**Task requirements**.
Reproduce every line in the listing that contains the word "specific".

**Input rows**.
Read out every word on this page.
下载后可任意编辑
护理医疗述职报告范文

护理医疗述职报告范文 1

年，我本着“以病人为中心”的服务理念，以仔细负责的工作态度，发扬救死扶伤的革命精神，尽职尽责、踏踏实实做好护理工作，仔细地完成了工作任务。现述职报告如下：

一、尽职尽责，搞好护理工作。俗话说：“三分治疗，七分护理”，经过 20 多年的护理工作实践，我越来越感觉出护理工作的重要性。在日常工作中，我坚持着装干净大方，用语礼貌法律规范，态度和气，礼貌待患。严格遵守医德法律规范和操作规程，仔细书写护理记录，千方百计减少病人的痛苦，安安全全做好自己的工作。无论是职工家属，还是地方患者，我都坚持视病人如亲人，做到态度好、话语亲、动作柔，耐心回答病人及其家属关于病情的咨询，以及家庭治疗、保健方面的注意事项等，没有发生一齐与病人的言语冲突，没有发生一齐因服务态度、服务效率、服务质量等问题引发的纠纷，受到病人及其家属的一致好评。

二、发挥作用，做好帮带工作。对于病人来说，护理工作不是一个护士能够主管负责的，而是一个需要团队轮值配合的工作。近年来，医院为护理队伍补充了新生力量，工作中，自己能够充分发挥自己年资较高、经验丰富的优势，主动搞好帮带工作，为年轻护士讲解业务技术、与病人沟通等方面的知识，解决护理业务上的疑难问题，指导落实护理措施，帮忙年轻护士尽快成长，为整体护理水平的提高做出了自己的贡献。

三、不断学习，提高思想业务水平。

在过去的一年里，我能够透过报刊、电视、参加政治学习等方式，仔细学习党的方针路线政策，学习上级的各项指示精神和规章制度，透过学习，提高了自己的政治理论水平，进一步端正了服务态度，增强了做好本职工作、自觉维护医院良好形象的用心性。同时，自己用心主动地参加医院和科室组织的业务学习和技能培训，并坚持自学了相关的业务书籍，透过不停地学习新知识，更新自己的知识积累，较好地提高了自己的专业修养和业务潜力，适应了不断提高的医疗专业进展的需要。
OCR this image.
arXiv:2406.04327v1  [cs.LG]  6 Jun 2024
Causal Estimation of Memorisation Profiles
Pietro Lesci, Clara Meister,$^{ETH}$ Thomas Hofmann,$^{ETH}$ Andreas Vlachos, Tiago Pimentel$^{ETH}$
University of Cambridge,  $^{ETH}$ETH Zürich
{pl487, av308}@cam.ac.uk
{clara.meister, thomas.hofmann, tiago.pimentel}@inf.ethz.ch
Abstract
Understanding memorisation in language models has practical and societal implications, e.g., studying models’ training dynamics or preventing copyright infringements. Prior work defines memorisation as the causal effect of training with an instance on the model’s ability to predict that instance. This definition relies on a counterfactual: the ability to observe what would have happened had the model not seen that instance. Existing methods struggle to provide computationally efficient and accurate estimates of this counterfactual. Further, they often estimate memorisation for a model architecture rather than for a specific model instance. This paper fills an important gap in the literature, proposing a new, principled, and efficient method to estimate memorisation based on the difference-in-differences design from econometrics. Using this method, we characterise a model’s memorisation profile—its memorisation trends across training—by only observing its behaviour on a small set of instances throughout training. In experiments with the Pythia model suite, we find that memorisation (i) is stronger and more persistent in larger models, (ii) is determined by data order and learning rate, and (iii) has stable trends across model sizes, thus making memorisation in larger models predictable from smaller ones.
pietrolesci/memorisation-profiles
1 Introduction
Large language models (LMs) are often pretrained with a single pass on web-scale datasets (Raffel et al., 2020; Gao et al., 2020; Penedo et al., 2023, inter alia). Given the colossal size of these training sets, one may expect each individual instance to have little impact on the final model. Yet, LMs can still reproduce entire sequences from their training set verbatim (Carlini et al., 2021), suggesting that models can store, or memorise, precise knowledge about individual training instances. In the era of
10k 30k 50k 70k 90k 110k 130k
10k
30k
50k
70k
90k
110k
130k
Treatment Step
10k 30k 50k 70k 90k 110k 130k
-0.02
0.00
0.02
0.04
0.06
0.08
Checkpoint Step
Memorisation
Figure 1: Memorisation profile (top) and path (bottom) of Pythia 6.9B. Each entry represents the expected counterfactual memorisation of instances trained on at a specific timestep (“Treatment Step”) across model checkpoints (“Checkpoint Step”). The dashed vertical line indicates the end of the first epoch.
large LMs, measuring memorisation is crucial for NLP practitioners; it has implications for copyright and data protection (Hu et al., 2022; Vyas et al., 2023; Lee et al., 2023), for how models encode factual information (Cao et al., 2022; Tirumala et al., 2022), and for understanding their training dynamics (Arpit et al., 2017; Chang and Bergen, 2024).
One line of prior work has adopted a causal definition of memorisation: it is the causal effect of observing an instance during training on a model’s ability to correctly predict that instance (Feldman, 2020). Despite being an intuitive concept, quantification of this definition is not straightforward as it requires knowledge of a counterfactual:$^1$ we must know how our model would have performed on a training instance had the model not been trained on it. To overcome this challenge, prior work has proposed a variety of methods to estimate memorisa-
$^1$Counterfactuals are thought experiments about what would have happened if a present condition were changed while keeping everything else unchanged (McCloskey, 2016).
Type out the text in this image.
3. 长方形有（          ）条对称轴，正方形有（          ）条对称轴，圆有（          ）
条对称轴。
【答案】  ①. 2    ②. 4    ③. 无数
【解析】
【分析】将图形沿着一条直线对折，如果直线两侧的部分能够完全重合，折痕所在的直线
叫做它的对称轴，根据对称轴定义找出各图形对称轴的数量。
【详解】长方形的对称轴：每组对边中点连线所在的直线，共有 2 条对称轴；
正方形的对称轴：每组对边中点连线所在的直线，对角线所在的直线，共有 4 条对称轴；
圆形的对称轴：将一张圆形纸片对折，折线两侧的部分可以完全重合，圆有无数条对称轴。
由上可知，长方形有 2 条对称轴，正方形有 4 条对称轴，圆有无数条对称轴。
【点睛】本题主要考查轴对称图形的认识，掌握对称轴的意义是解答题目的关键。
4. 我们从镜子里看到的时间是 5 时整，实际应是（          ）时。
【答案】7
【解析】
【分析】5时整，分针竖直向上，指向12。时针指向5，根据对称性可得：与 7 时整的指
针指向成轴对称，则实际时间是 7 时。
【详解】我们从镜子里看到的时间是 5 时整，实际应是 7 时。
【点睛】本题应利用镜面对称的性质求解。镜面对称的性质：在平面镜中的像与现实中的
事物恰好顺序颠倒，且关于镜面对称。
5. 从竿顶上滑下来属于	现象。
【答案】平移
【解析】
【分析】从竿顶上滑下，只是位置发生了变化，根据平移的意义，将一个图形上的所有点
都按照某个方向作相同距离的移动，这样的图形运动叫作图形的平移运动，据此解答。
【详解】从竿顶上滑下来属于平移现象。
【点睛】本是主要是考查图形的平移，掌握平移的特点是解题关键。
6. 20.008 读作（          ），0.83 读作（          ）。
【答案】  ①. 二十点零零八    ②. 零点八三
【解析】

**Written answer**.
Understanding memorisation in language models has practical and societal implications, e.g., studying models’ training dynamics or preventing copyright infringements. Prior work defines memorisation as the causal effect of training with an instance on the model’s ability to predict that instance. This definition relies on a counterfactual: the ability to observe what would have happened had the model not seen that instance. Existing methods struggle to provide computationally efficient and accurate estimates of this counterfactual. Further, they often estimate memorisation for a model architecture rather than for a specific model instance. This paper fills an important gap in the literature, proposing a new, principled, and efficient method to estimate memorisation based on the difference-in-differences design from econometrics. Using this method, we characterise a model’s memorisation profile—its memorisation trends across training—by only observing its behaviour on a small set of instances throughout training. In experiments with the Pythia model suite, we find that memorisation (i) is stronger and more persistent in larger models, (ii) is determined by data order and learning rate, and (iii) has stable trends across model sizes, thus making memorisation in larger models predictable from smaller ones.
Figure 1: Memorisation profile (top) and path (bottom) of Pythia 6.9B. Each entry represents the expected counterfactual memorisation of instances trained on at a specific timestep (“Treatment Step”) across model checkpoints (“Checkpoint Step”). The dashed vertical line indicates the end of the first epoch.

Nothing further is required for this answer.